---------- Data shown
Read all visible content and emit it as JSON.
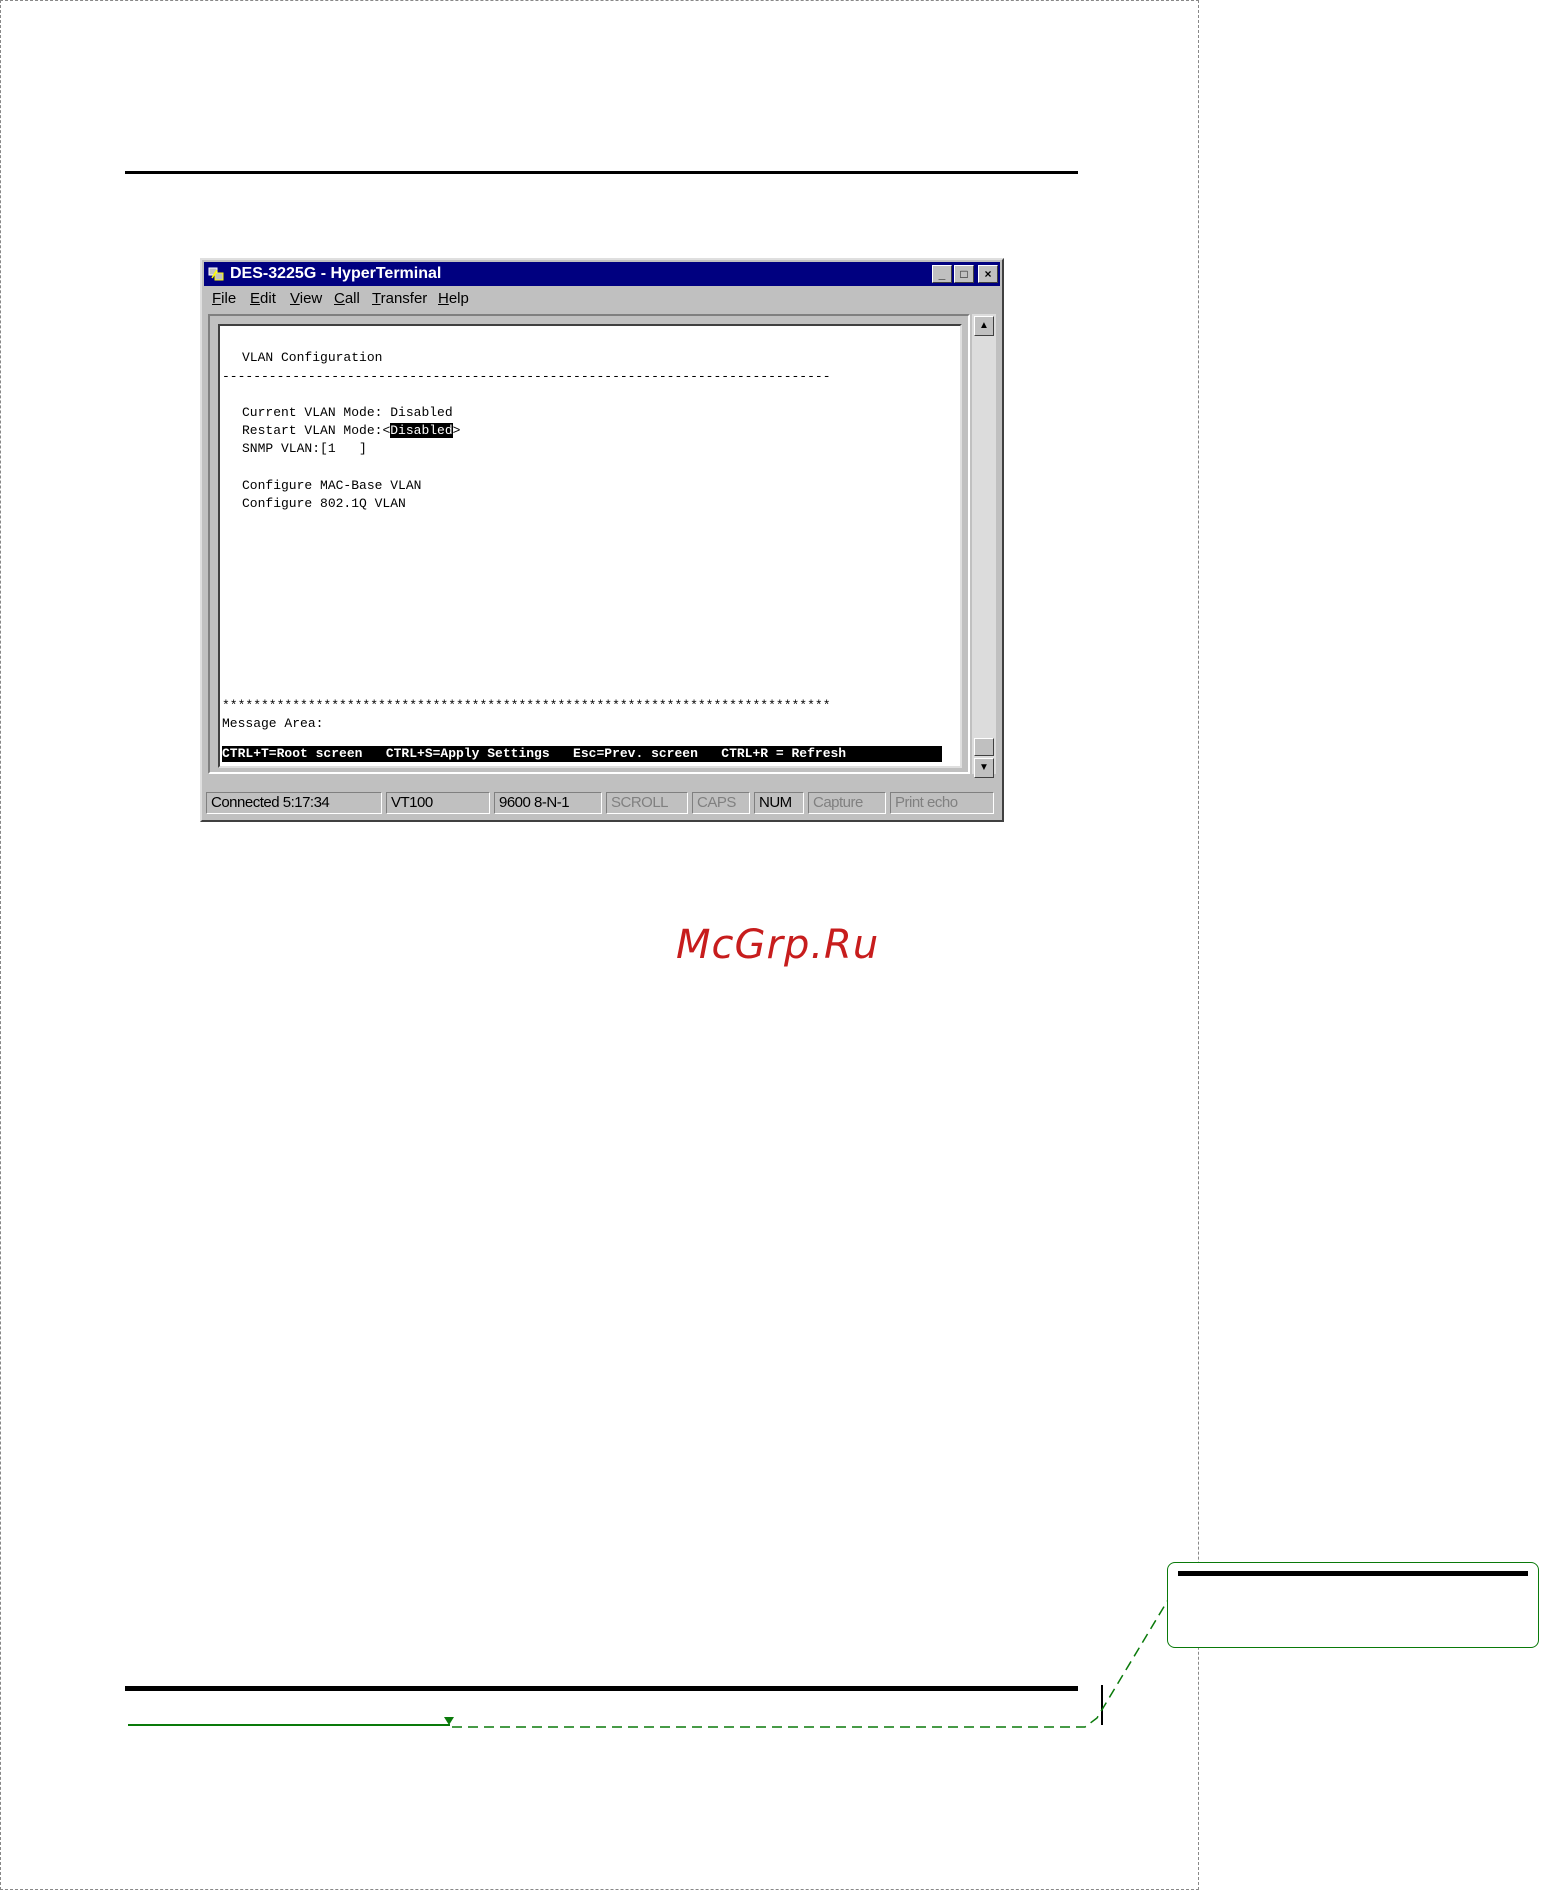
{
  "window": {
    "title": "DES-3225G - HyperTerminal",
    "controls": {
      "minimize": "_",
      "maximize": "□",
      "close": "×"
    }
  },
  "menubar": [
    "File",
    "Edit",
    "View",
    "Call",
    "Transfer",
    "Help"
  ],
  "terminal": {
    "heading": "VLAN Configuration",
    "divider": "------------------------------------------------------------------------------",
    "current_mode_label": "Current VLAN Mode: ",
    "current_mode_value": "Disabled",
    "restart_mode_label": "Restart VLAN Mode:",
    "restart_open": "<",
    "restart_mode_value": "Disabled",
    "restart_close": ">",
    "snmp_vlan_label": "SNMP VLAN:",
    "snmp_vlan_value": "[1   ]",
    "link_mac": "Configure MAC-Base VLAN",
    "link_8021q": "Configure 802.1Q VLAN",
    "stars": "******************************************************************************",
    "message_area": "Message Area:",
    "hotkeys": "CTRL+T=Root screen   CTRL+S=Apply Settings   Esc=Prev. screen   CTRL+R = Refresh"
  },
  "scrollbar": {
    "up": "▲",
    "down": "▼"
  },
  "statusbar": {
    "connected": "Connected 5:17:34",
    "emulation": "VT100",
    "port_settings": "9600 8-N-1",
    "scroll": "SCROLL",
    "caps": "CAPS",
    "num": "NUM",
    "capture": "Capture",
    "print_echo": "Print echo"
  },
  "watermark": "McGrp.Ru",
  "colors": {
    "titlebar": "#000080",
    "window": "#c0c0c0",
    "watermark": "#c71d1d",
    "leader": "#0a7a0a"
  }
}
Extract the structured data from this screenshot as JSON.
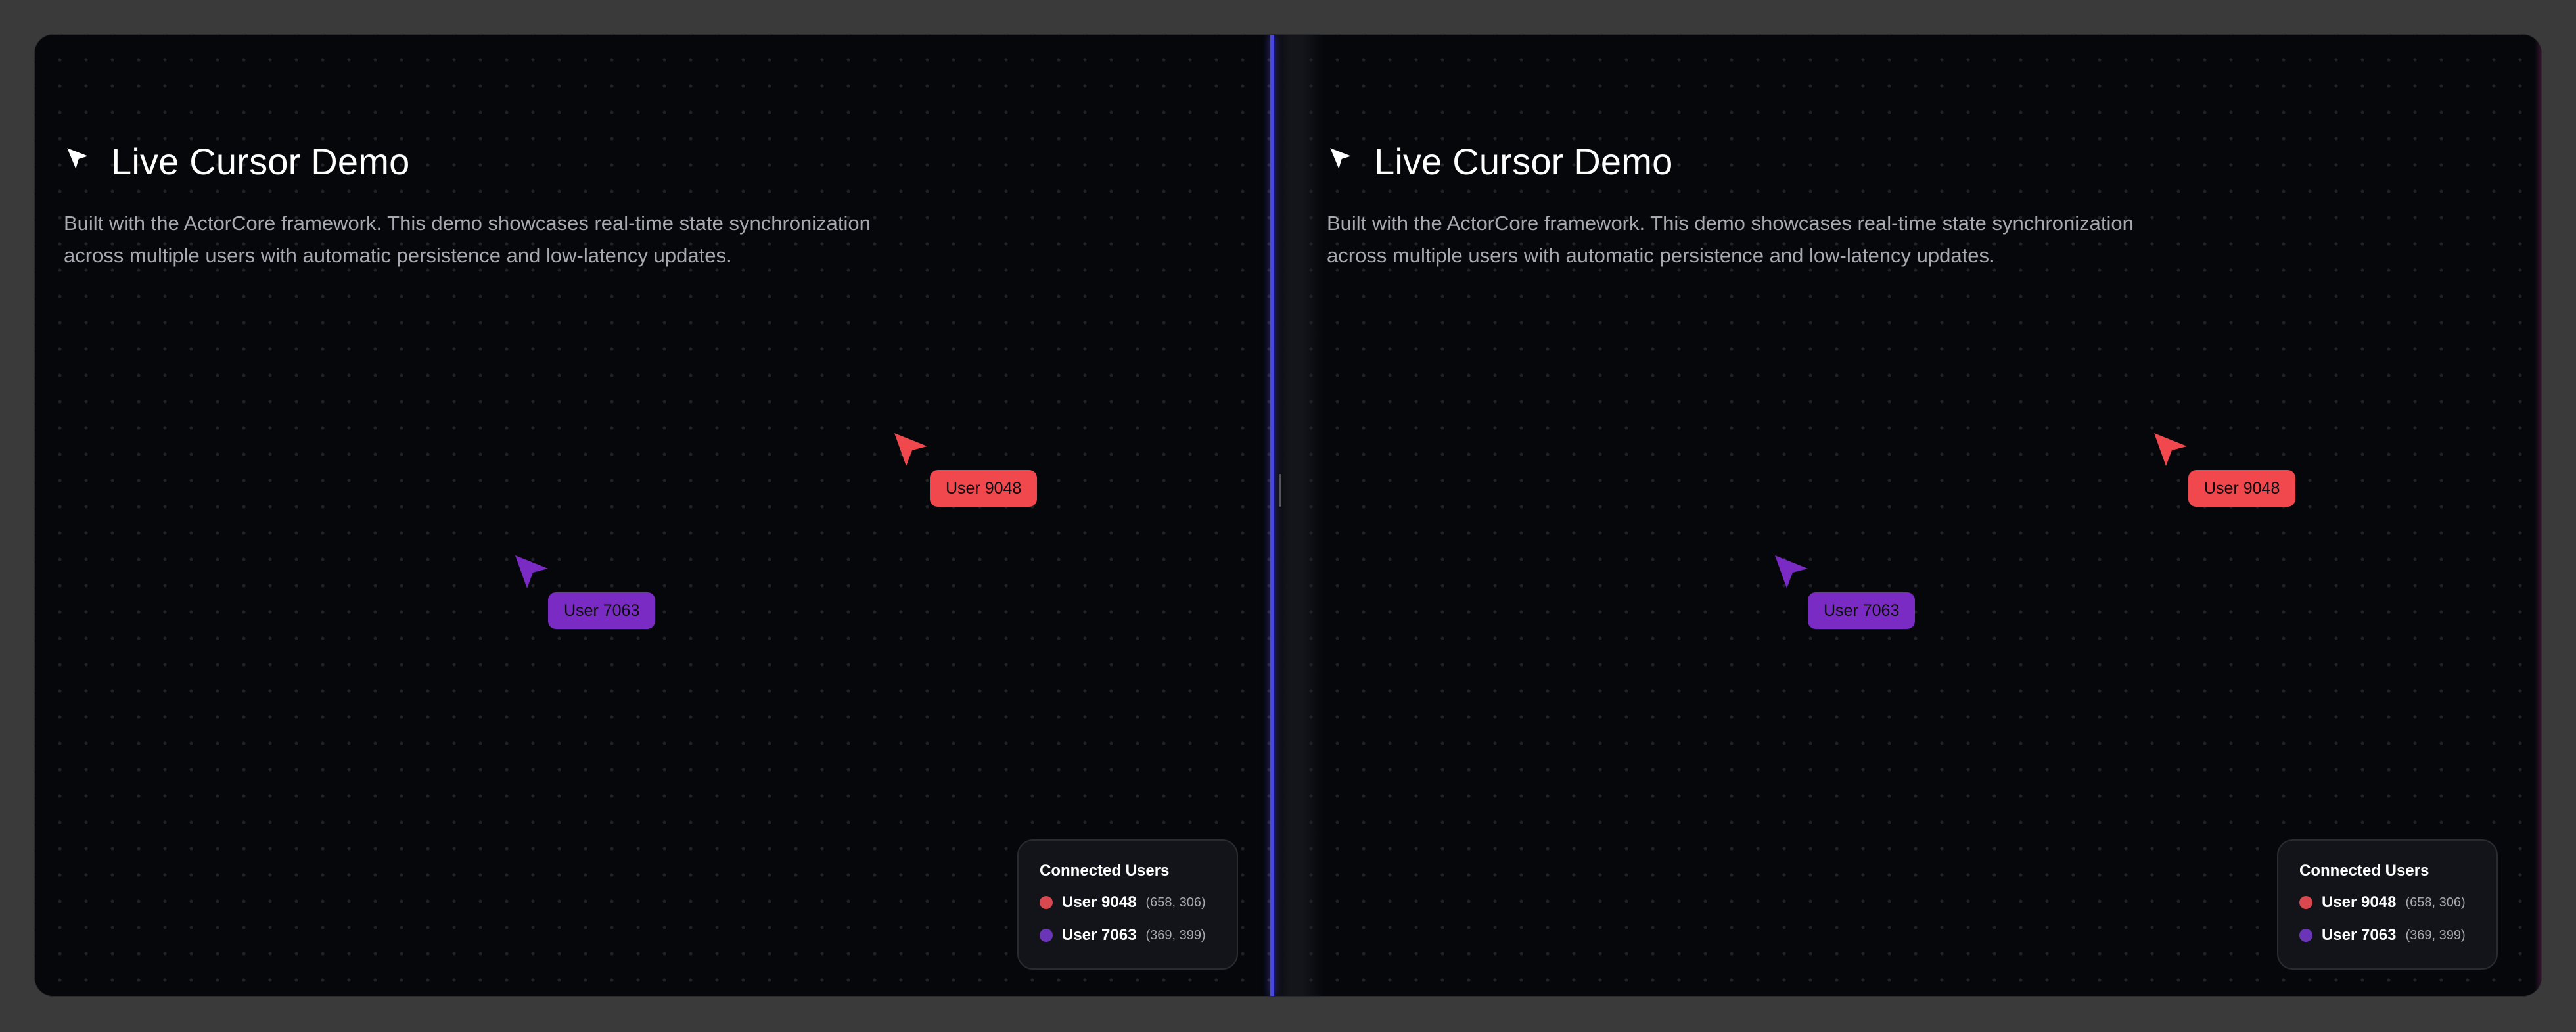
{
  "title": "Live Cursor Demo",
  "description_line1": "Built with the ActorCore framework. This demo showcases real-time state synchronization",
  "description_line2": "across multiple users with automatic persistence and low-latency updates.",
  "connected_title": "Connected Users",
  "users": [
    {
      "name": "User 9048",
      "coords": "(658, 306)",
      "color": "#f0484c",
      "dot_color": "#d9474f"
    },
    {
      "name": "User 7063",
      "coords": "(369, 399)",
      "color": "#7a2bc4",
      "dot_color": "#6b35b8"
    }
  ],
  "colors": {
    "background": "#06070b",
    "divider": "#4a46e0"
  }
}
--------------------
§ **Task to complete**
All lines that include "Disabled" are to be gathered and copied.

§ **Final result**
    "current_mode_value": "Disabled",
    "restart_mode_value": "Disabled",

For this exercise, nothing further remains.